## Given task
Your task is to output all the records below, word for word.

(Stored data)
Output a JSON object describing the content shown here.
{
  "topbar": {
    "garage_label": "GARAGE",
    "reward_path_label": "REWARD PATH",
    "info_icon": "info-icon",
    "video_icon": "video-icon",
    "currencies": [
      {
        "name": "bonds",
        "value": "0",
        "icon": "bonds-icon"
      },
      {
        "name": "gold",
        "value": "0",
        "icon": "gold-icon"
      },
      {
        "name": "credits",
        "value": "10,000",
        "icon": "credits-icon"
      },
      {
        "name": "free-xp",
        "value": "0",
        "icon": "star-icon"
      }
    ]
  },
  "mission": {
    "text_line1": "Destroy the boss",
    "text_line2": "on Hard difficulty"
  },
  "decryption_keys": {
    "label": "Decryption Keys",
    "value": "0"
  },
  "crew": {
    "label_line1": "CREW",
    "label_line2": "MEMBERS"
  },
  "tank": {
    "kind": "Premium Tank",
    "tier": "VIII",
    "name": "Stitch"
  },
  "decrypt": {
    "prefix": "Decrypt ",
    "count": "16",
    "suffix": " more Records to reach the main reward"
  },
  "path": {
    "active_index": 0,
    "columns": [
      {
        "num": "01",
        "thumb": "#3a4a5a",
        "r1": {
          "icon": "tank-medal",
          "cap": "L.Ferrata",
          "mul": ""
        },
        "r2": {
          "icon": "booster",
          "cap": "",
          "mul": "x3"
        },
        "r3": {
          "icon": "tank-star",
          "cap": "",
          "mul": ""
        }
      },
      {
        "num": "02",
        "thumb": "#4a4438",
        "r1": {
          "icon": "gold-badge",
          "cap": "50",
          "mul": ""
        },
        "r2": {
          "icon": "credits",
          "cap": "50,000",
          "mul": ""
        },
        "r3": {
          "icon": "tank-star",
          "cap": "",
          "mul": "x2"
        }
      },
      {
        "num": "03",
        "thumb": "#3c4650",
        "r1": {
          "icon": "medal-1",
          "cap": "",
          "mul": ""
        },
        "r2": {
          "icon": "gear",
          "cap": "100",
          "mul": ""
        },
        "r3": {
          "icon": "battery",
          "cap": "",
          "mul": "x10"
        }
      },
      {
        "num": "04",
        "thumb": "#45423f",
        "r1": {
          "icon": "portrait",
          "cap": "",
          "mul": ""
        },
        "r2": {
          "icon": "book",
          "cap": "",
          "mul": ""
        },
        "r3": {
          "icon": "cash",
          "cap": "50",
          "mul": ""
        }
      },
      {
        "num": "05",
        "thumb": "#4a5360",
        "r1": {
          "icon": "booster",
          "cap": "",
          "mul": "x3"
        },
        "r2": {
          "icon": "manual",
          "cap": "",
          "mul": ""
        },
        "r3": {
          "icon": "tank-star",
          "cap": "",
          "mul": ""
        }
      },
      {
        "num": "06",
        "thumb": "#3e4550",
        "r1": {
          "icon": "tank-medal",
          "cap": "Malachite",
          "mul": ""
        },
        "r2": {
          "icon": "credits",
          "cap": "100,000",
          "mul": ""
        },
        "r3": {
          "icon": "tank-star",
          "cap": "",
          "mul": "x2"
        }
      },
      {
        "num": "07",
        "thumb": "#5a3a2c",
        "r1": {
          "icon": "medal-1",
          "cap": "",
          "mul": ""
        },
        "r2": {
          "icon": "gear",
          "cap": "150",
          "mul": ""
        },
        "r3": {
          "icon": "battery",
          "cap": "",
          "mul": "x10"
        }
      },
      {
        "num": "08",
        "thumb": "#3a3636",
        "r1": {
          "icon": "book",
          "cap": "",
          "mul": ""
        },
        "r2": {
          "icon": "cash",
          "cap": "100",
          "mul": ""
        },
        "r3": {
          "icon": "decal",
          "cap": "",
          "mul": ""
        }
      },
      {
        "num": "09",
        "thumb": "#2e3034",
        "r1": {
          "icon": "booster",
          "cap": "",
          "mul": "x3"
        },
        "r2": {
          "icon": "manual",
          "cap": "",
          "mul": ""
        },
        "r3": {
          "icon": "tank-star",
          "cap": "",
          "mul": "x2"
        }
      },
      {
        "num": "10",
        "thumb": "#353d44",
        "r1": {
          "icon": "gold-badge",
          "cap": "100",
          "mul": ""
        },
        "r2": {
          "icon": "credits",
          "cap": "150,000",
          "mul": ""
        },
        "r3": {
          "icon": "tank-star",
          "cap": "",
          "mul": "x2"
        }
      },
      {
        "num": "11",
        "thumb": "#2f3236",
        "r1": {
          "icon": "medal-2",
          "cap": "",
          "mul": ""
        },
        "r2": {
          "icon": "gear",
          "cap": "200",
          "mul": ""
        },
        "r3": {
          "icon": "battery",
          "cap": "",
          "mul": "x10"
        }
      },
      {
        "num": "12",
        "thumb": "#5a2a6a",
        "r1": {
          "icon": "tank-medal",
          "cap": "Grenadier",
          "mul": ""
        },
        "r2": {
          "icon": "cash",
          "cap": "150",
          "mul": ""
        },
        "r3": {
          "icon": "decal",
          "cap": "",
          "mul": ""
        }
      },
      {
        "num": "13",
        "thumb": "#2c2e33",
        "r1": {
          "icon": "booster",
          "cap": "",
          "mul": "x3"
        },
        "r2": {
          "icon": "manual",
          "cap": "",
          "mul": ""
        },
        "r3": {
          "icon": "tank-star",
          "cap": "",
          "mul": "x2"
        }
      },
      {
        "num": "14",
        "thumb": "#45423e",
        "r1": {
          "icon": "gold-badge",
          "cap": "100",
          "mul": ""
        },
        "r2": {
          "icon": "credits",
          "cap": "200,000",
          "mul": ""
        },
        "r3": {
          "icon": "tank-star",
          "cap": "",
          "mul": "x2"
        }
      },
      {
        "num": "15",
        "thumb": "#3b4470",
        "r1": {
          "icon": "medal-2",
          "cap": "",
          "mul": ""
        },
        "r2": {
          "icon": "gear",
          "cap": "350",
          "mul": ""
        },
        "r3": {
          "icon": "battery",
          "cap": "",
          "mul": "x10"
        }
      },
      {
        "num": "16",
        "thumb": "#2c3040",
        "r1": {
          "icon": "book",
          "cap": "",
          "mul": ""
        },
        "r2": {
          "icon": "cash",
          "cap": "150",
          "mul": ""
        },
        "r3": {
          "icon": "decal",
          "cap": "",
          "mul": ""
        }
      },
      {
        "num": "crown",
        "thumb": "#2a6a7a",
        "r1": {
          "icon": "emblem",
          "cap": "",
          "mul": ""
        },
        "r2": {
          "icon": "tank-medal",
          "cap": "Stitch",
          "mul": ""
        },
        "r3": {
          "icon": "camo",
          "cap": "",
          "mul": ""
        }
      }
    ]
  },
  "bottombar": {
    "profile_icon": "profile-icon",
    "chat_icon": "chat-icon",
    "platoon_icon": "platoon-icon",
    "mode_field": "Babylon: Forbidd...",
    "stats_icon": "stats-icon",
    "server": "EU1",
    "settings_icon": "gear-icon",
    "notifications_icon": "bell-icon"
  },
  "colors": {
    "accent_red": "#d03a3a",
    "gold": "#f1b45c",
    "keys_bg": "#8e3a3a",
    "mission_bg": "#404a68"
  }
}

## Problem solution
Output a JSON object describing the content shown here.
{
  "topbar": {
    "garage_label": "GARAGE",
    "reward_path_label": "REWARD PATH",
    "info_icon": "info-icon",
    "video_icon": "video-icon",
    "currencies": [
      {
        "name": "bonds",
        "value": "0",
        "icon": "bonds-icon"
      },
      {
        "name": "gold",
        "value": "0",
        "icon": "gold-icon"
      },
      {
        "name": "credits",
        "value": "10,000",
        "icon": "credits-icon"
      },
      {
        "name": "free-xp",
        "value": "0",
        "icon": "star-icon"
      }
    ]
  },
  "mission": {
    "text_line1": "Destroy the boss",
    "text_line2": "on Hard difficulty"
  },
  "decryption_keys": {
    "label": "Decryption Keys",
    "value": "0"
  },
  "crew": {
    "label_line1": "CREW",
    "label_line2": "MEMBERS"
  },
  "tank": {
    "kind": "Premium Tank",
    "tier": "VIII",
    "name": "Stitch"
  },
  "decrypt": {
    "prefix": "Decrypt ",
    "count": "16",
    "suffix": " more Records to reach the main reward"
  },
  "path": {
    "active_index": 0,
    "columns": [
      {
        "num": "01",
        "thumb": "#3a4a5a",
        "r1": {
          "icon": "tank-medal",
          "cap": "L.Ferrata",
          "mul": ""
        },
        "r2": {
          "icon": "booster",
          "cap": "",
          "mul": "x3"
        },
        "r3": {
          "icon": "tank-star",
          "cap": "",
          "mul": ""
        }
      },
      {
        "num": "02",
        "thumb": "#4a4438",
        "r1": {
          "icon": "gold-badge",
          "cap": "50",
          "mul": ""
        },
        "r2": {
          "icon": "credits",
          "cap": "50,000",
          "mul": ""
        },
        "r3": {
          "icon": "tank-star",
          "cap": "",
          "mul": "x2"
        }
      },
      {
        "num": "03",
        "thumb": "#3c4650",
        "r1": {
          "icon": "medal-1",
          "cap": "",
          "mul": ""
        },
        "r2": {
          "icon": "gear",
          "cap": "100",
          "mul": ""
        },
        "r3": {
          "icon": "battery",
          "cap": "",
          "mul": "x10"
        }
      },
      {
        "num": "04",
        "thumb": "#45423f",
        "r1": {
          "icon": "portrait",
          "cap": "",
          "mul": ""
        },
        "r2": {
          "icon": "book",
          "cap": "",
          "mul": ""
        },
        "r3": {
          "icon": "cash",
          "cap": "50",
          "mul": ""
        }
      },
      {
        "num": "05",
        "thumb": "#4a5360",
        "r1": {
          "icon": "booster",
          "cap": "",
          "mul": "x3"
        },
        "r2": {
          "icon": "manual",
          "cap": "",
          "mul": ""
        },
        "r3": {
          "icon": "tank-star",
          "cap": "",
          "mul": ""
        }
      },
      {
        "num": "06",
        "thumb": "#3e4550",
        "r1": {
          "icon": "tank-medal",
          "cap": "Malachite",
          "mul": ""
        },
        "r2": {
          "icon": "credits",
          "cap": "100,000",
          "mul": ""
        },
        "r3": {
          "icon": "tank-star",
          "cap": "",
          "mul": "x2"
        }
      },
      {
        "num": "07",
        "thumb": "#5a3a2c",
        "r1": {
          "icon": "medal-1",
          "cap": "",
          "mul": ""
        },
        "r2": {
          "icon": "gear",
          "cap": "150",
          "mul": ""
        },
        "r3": {
          "icon": "battery",
          "cap": "",
          "mul": "x10"
        }
      },
      {
        "num": "08",
        "thumb": "#3a3636",
        "r1": {
          "icon": "book",
          "cap": "",
          "mul": ""
        },
        "r2": {
          "icon": "cash",
          "cap": "100",
          "mul": ""
        },
        "r3": {
          "icon": "decal",
          "cap": "",
          "mul": ""
        }
      },
      {
        "num": "09",
        "thumb": "#2e3034",
        "r1": {
          "icon": "booster",
          "cap": "",
          "mul": "x3"
        },
        "r2": {
          "icon": "manual",
          "cap": "",
          "mul": ""
        },
        "r3": {
          "icon": "tank-star",
          "cap": "",
          "mul": "x2"
        }
      },
      {
        "num": "10",
        "thumb": "#353d44",
        "r1": {
          "icon": "gold-badge",
          "cap": "100",
          "mul": ""
        },
        "r2": {
          "icon": "credits",
          "cap": "150,000",
          "mul": ""
        },
        "r3": {
          "icon": "tank-star",
          "cap": "",
          "mul": "x2"
        }
      },
      {
        "num": "11",
        "thumb": "#2f3236",
        "r1": {
          "icon": "medal-2",
          "cap": "",
          "mul": ""
        },
        "r2": {
          "icon": "gear",
          "cap": "200",
          "mul": ""
        },
        "r3": {
          "icon": "battery",
          "cap": "",
          "mul": "x10"
        }
      },
      {
        "num": "12",
        "thumb": "#5a2a6a",
        "r1": {
          "icon": "tank-medal",
          "cap": "Grenadier",
          "mul": ""
        },
        "r2": {
          "icon": "cash",
          "cap": "150",
          "mul": ""
        },
        "r3": {
          "icon": "decal",
          "cap": "",
          "mul": ""
        }
      },
      {
        "num": "13",
        "thumb": "#2c2e33",
        "r1": {
          "icon": "booster",
          "cap": "",
          "mul": "x3"
        },
        "r2": {
          "icon": "manual",
          "cap": "",
          "mul": ""
        },
        "r3": {
          "icon": "tank-star",
          "cap": "",
          "mul": "x2"
        }
      },
      {
        "num": "14",
        "thumb": "#45423e",
        "r1": {
          "icon": "gold-badge",
          "cap": "100",
          "mul": ""
        },
        "r2": {
          "icon": "credits",
          "cap": "200,000",
          "mul": ""
        },
        "r3": {
          "icon": "tank-star",
          "cap": "",
          "mul": "x2"
        }
      },
      {
        "num": "15",
        "thumb": "#3b4470",
        "r1": {
          "icon": "medal-2",
          "cap": "",
          "mul": ""
        },
        "r2": {
          "icon": "gear",
          "cap": "350",
          "mul": ""
        },
        "r3": {
          "icon": "battery",
          "cap": "",
          "mul": "x10"
        }
      },
      {
        "num": "16",
        "thumb": "#2c3040",
        "r1": {
          "icon": "book",
          "cap": "",
          "mul": ""
        },
        "r2": {
          "icon": "cash",
          "cap": "150",
          "mul": ""
        },
        "r3": {
          "icon": "decal",
          "cap": "",
          "mul": ""
        }
      },
      {
        "num": "crown",
        "thumb": "#2a6a7a",
        "r1": {
          "icon": "emblem",
          "cap": "",
          "mul": ""
        },
        "r2": {
          "icon": "tank-medal",
          "cap": "Stitch",
          "mul": ""
        },
        "r3": {
          "icon": "camo",
          "cap": "",
          "mul": ""
        }
      }
    ]
  },
  "bottombar": {
    "profile_icon": "profile-icon",
    "chat_icon": "chat-icon",
    "platoon_icon": "platoon-icon",
    "mode_field": "Babylon: Forbidd...",
    "stats_icon": "stats-icon",
    "server": "EU1",
    "settings_icon": "gear-icon",
    "notifications_icon": "bell-icon"
  },
  "colors": {
    "accent_red": "#d03a3a",
    "gold": "#f1b45c",
    "keys_bg": "#8e3a3a",
    "mission_bg": "#404a68"
  }
}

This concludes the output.